**Entries shown**
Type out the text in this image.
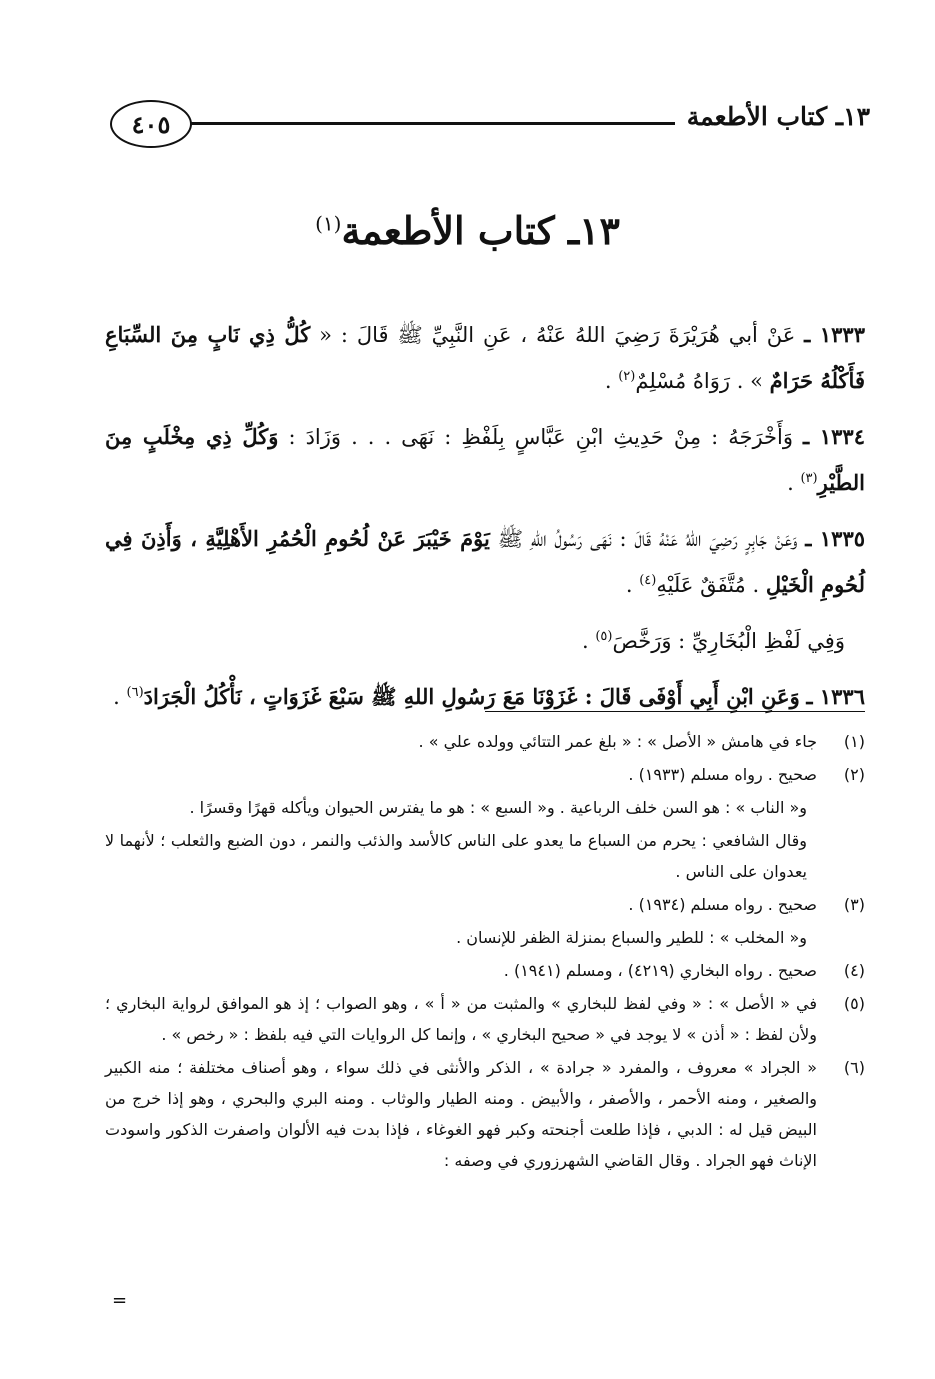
٤٠٥	١٣ـ كتاب الأطعمة
١٣ـ كتاب الأطعمة$^{(١)}$

١٣٣٣ ـ عَنْ أبي هُرَيْرَةَ رَضِيَ اللهُ عَنْهُ ، عَنِ النَّبِيِّ ﷺ قَالَ : « كُلُّ ذِي نَابٍ مِنَ السِّبَاعِ فَأَكْلُهُ حَرَامٌ » . رَوَاهُ مُسْلِمٌ$^{(٢)}$ .

١٣٣٤ ـ وَأَخْرَجَهُ : مِنْ حَدِيثِ ابْنِ عَبَّاسٍ بِلَفْظِ : نَهَى . . . وَزَادَ : وَكُلِّ ذِي مِخْلَبٍ مِنَ الطَّيْرِ$^{(٣)}$ .

١٣٣٥ ـ وَعَنْ جَابِرٍ رَضِيَ اللهُ عَنْهُ قَالَ : نَهَى رَسُولُ اللهِ ﷺ يَوْمَ خَيْبَرَ عَنْ لُحُومِ الْحُمُرِ الأَهْلِيَّةِ ، وَأَذِنَ فِي لُحُومِ الْخَيْلِ . مُتَّفَقٌ عَلَيْهِ$^{(٤)}$ .

وَفِي لَفْظِ الْبُخَارِيِّ : وَرَخَّصَ$^{(٥)}$ .

١٣٣٦ ـ وَعَنِ ابْنِ أَبِي أَوْفَى قَالَ : غَزَوْنَا مَعَ رَسُولِ اللهِ ﷺ سَبْعَ غَزَوَاتٍ ، نَأْكُلُ الْجَرَادَ$^{(٦)}$ .

(١)
جاء في هامش « الأصل » : « بلغ عمر التتائي وولده علي » .
(٢)
صحيح . رواه مسلم (١٩٣٣) .
و« الناب » : هو السن خلف الرباعية . و« السبع » : هو ما يفترس الحيوان ويأكله قهرًا وقسرًا .
وقال الشافعي : يحرم من السباع ما يعدو على الناس كالأسد والذئب والنمر ، دون الضبع والثعلب ؛ لأنهما لا يعدوان على الناس .
(٣)
صحيح . رواه مسلم (١٩٣٤) .
و« المخلب » : للطير والسباع بمنزلة الظفر للإنسان .
(٤)
صحيح . رواه البخاري (٤٢١٩) ، ومسلم (١٩٤١) .
(٥)
في « الأصل » : « وفي لفظ للبخاري » والمثبت من « أ » ، وهو الصواب ؛ إذ هو الموافق لرواية البخاري ؛ ولأن لفظ : « أذن » لا يوجد في « صحيح البخاري » ، وإنما كل الروايات التي فيه بلفظ : « رخص » .
(٦)
« الجراد » معروف ، والمفرد « جرادة » ، الذكر والأنثى في ذلك سواء ، وهو أصناف مختلفة ؛ منه الكبير والصغير ، ومنه الأحمر ، والأصفر ، والأبيض . ومنه الطيار والوثاب . ومنه البري والبحري ، وهو إذا خرج من البيض قيل له : الدبي ، فإذا طلعت أجنحته وكبر فهو الغوغاء ، فإذا بدت فيه الألوان واصفرت الذكور واسودت الإناث فهو الجراد . وقال القاضي الشهرزوري في وصفه :
=
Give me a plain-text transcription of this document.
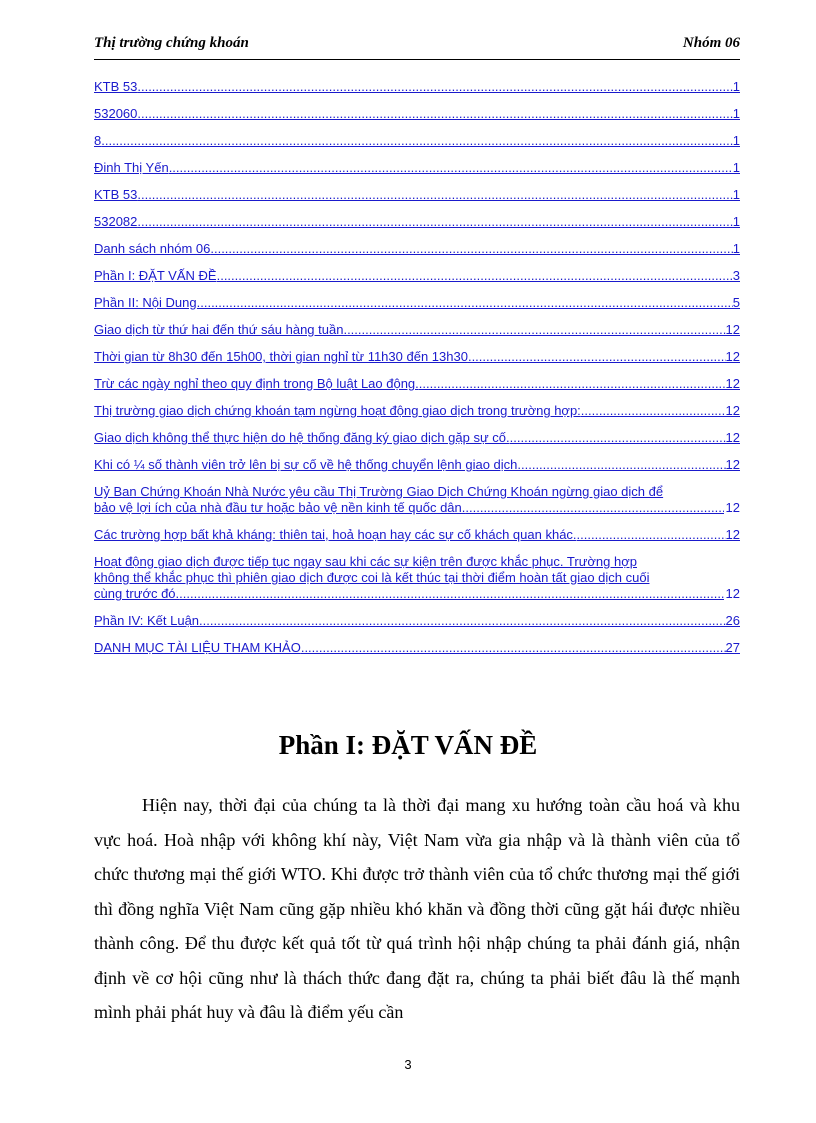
Thị trường chứng khoán	Nhóm 06
KTB 53 .....	1
532060 .....	1
8 .....	1
Đinh Thị Yến .....	1
KTB 53 .....	1
532082 .....	1
Danh sách nhóm 06 .....	1
Phần I: ĐẶT VẤN ĐỀ .....	3
Phần II: Nội Dung .....	5
Giao dịch từ thứ hai đến thứ sáu hàng tuần. .....	12
Thời gian từ 8h30 đến 15h00, thời gian nghỉ từ 11h30 đến 13h30 .....	12
Trừ các ngày nghỉ theo quy định trong Bộ luật Lao động. .....	12
Thị trường giao dịch chứng khoán tạm ngừng hoạt động giao dịch trong trường hợp: .....	12
Giao dịch không thể thực hiện do hệ thống đăng ký giao dịch gặp sự cố. .....	12
Khi có ¼ số thành viên trở lên bị sự cố về hệ thống chuyển lệnh giao dịch. .....	12
Uỷ Ban Chứng Khoán Nhà Nước yêu cầu Thị Trường Giao Dịch Chứng Khoán ngừng giao dịch để
bảo vệ lợi ích của nhà đầu tư hoặc bảo vệ nền kinh tế quốc dân. .....	12
Các trường hợp bất khả kháng: thiên tai, hoả hoạn hay các sự cố khách quan khác. .....	12
Hoạt động giao dịch được tiếp tục ngay sau khi các sự kiện trên được khắc phục. Trường hợp
không thể khắc phục thì phiên giao dịch được coi là kết thúc tại thời điểm hoàn tất giao dịch cuối
cùng trước đó. .....	12
Phần IV: Kết Luận .....	26
DANH MỤC TÀI LIỆU THAM KHẢO .....	27
Phần I: ĐẶT VẤN ĐỀ

Hiện nay, thời đại của chúng ta là thời đại mang xu hướng toàn cầu hoá và khu vực hoá. Hoà nhập với không khí này, Việt Nam vừa gia nhập và là thành viên của tổ chức thương mại thế giới WTO. Khi được trở thành viên của tổ chức thương mại thế giới thì đồng nghĩa Việt Nam cũng gặp nhiều khó khăn và đồng thời cũng gặt hái được nhiều thành công. Để thu được kết quả tốt từ quá trình hội nhập chúng ta phải đánh giá, nhận định về cơ hội cũng như là thách thức đang đặt ra, chúng ta phải biết đâu là thế mạnh mình phải phát huy và đâu là điểm yếu cần

3
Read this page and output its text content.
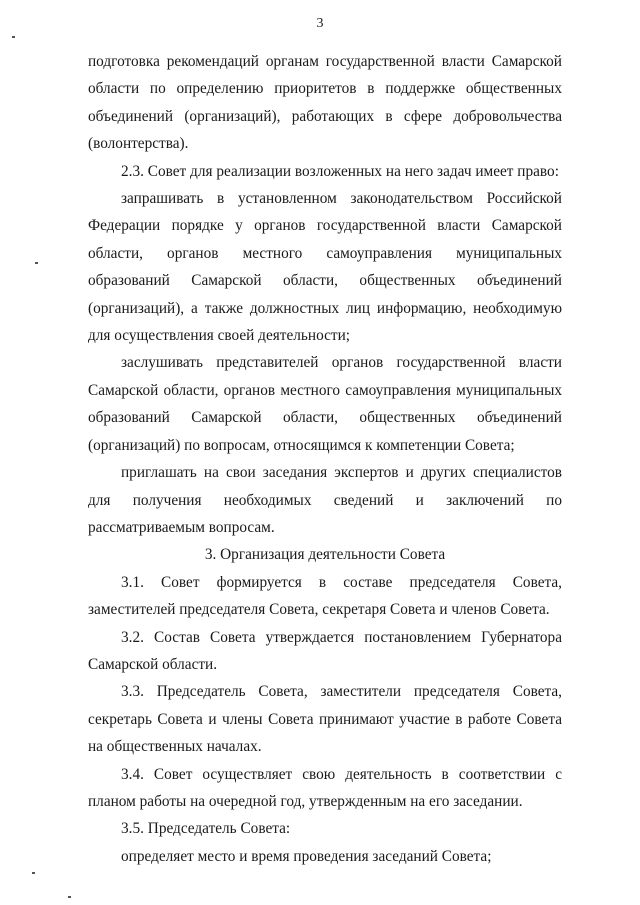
3

подготовка рекомендаций органам государственной власти Самарской области по определению приоритетов в поддержке общественных объединений (организаций), работающих в сфере добровольчества (волонтерства).

2.3. Совет для реализации возложенных на него задач имеет право:

запрашивать в установленном законодательством Российской Федерации порядке у органов государственной власти Самарской области, органов местного самоуправления муниципальных образований Самарской области, общественных объединений (организаций), а также должностных лиц информацию, необходимую для осуществления своей деятельности;

заслушивать представителей органов государственной власти Самарской области, органов местного самоуправления муниципальных образований Самарской области, общественных объединений (организаций) по вопросам, относящимся к компетенции Совета;

приглашать на свои заседания экспертов и других специалистов для получения необходимых сведений и заключений по рассматриваемым вопросам.

3. Организация деятельности Совета

3.1. Совет формируется в составе председателя Совета, заместителей председателя Совета, секретаря Совета и членов Совета.

3.2. Состав Совета утверждается постановлением Губернатора Самарской области.

3.3. Председатель Совета, заместители председателя Совета, секретарь Совета и члены Совета принимают участие в работе Совета на общественных началах.

3.4. Совет осуществляет свою деятельность в соответствии с планом работы на очередной год, утвержденным на его заседании.

3.5. Председатель Совета:

определяет место и время проведения заседаний Совета;
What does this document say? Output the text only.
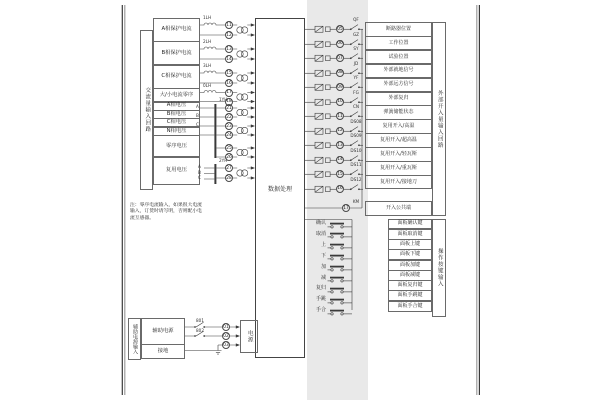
交流量输入回路
A相保护电流
B相保护电流
C相保护电流
大/小电流零序
A相电压
B相电压
C相电压
N相电压
零序电压
复用电压
1LH
2LH
3LH
0LH
11
12
13
14
15
16
17
18
1YH
2YH
A
B
C
A
B
C
21
22
23
24
25
26
27
28
注：零序电流输入，如果很大电流
输入，订货时请写明，否则配小电
流互感器。
数据处理
05
QF
06
GZ
07
SY
08
JD
09
YF
10
FG
11
CN
12
DS08
13
DS09
14
DS10
15
DS11
16
DS12
17
KM
断路器位置
工作位置
试验位置
外部就地信号
外部远方信号
外部复归
弹簧储能状态
复用开入/高温
复用开入/超高温
复用开入/轻瓦斯
复用开入/重瓦斯
复用开入/接地刀
开入公共端
外部开入量输入回路
确认
取消
上
下
加
减
复归
手跳
手合
面板确认键
面板取消键
面板上键
面板下键
面板加键
面板减键
面板复归键
面板手跳键
面板手合键
操作按键输入
辅助电源输入	辅助电源
接地
801
802
01
02
03
电源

**Objective**
Using the entries above, find all lines with "الأصل". Copy them.

**Finished task**
جاء في هامش « الأصل » : « بلغ عمر التتائي وولده علي » .
في « الأصل » : « وفي لفظ للبخاري » والمثبت من « أ » ، وهو الصواب ؛ إذ هو الموافق لرواية البخاري ؛ ولأن لفظ : « أذن » لا يوجد في « صحيح البخاري » ، وإنما كل الروايات التي فيه بلفظ : « رخص » .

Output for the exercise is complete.